● Written instruction: Give all of the lines again, with nothing added or dropped.

>> start Task material

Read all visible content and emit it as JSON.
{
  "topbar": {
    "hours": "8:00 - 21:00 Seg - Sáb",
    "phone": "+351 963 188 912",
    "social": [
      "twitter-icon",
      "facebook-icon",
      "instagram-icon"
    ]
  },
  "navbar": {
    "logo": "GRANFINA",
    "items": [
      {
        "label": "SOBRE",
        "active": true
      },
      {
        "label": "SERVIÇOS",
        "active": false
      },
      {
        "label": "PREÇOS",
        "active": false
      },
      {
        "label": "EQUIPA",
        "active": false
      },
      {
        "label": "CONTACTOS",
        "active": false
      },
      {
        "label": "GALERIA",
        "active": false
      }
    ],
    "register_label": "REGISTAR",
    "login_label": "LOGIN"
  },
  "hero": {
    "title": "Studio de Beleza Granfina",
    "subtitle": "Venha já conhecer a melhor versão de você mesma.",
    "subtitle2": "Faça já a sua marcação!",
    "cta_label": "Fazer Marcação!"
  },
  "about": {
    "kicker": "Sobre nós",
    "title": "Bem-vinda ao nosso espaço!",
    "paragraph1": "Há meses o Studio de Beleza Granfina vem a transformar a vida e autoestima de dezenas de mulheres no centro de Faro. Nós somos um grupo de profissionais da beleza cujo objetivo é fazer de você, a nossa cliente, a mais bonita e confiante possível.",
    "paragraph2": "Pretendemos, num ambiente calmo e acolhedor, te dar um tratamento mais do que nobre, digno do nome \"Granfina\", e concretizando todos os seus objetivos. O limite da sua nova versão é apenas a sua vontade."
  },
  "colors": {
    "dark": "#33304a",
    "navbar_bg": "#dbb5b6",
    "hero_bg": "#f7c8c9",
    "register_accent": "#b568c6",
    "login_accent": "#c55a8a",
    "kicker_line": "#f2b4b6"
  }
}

>> end Task material

● Exercise answer:
Read all visible content and emit it as JSON.
{
  "topbar": {
    "hours": "8:00 - 21:00 Seg - Sáb",
    "phone": "+351 963 188 912",
    "social": [
      "twitter-icon",
      "facebook-icon",
      "instagram-icon"
    ]
  },
  "navbar": {
    "logo": "GRANFINA",
    "items": [
      {
        "label": "SOBRE",
        "active": true
      },
      {
        "label": "SERVIÇOS",
        "active": false
      },
      {
        "label": "PREÇOS",
        "active": false
      },
      {
        "label": "EQUIPA",
        "active": false
      },
      {
        "label": "CONTACTOS",
        "active": false
      },
      {
        "label": "GALERIA",
        "active": false
      }
    ],
    "register_label": "REGISTAR",
    "login_label": "LOGIN"
  },
  "hero": {
    "title": "Studio de Beleza Granfina",
    "subtitle": "Venha já conhecer a melhor versão de você mesma.",
    "subtitle2": "Faça já a sua marcação!",
    "cta_label": "Fazer Marcação!"
  },
  "about": {
    "kicker": "Sobre nós",
    "title": "Bem-vinda ao nosso espaço!",
    "paragraph1": "Há meses o Studio de Beleza Granfina vem a transformar a vida e autoestima de dezenas de mulheres no centro de Faro. Nós somos um grupo de profissionais da beleza cujo objetivo é fazer de você, a nossa cliente, a mais bonita e confiante possível.",
    "paragraph2": "Pretendemos, num ambiente calmo e acolhedor, te dar um tratamento mais do que nobre, digno do nome \"Granfina\", e concretizando todos os seus objetivos. O limite da sua nova versão é apenas a sua vontade."
  },
  "colors": {
    "dark": "#33304a",
    "navbar_bg": "#dbb5b6",
    "hero_bg": "#f7c8c9",
    "register_accent": "#b568c6",
    "login_accent": "#c55a8a",
    "kicker_line": "#f2b4b6"
  }
}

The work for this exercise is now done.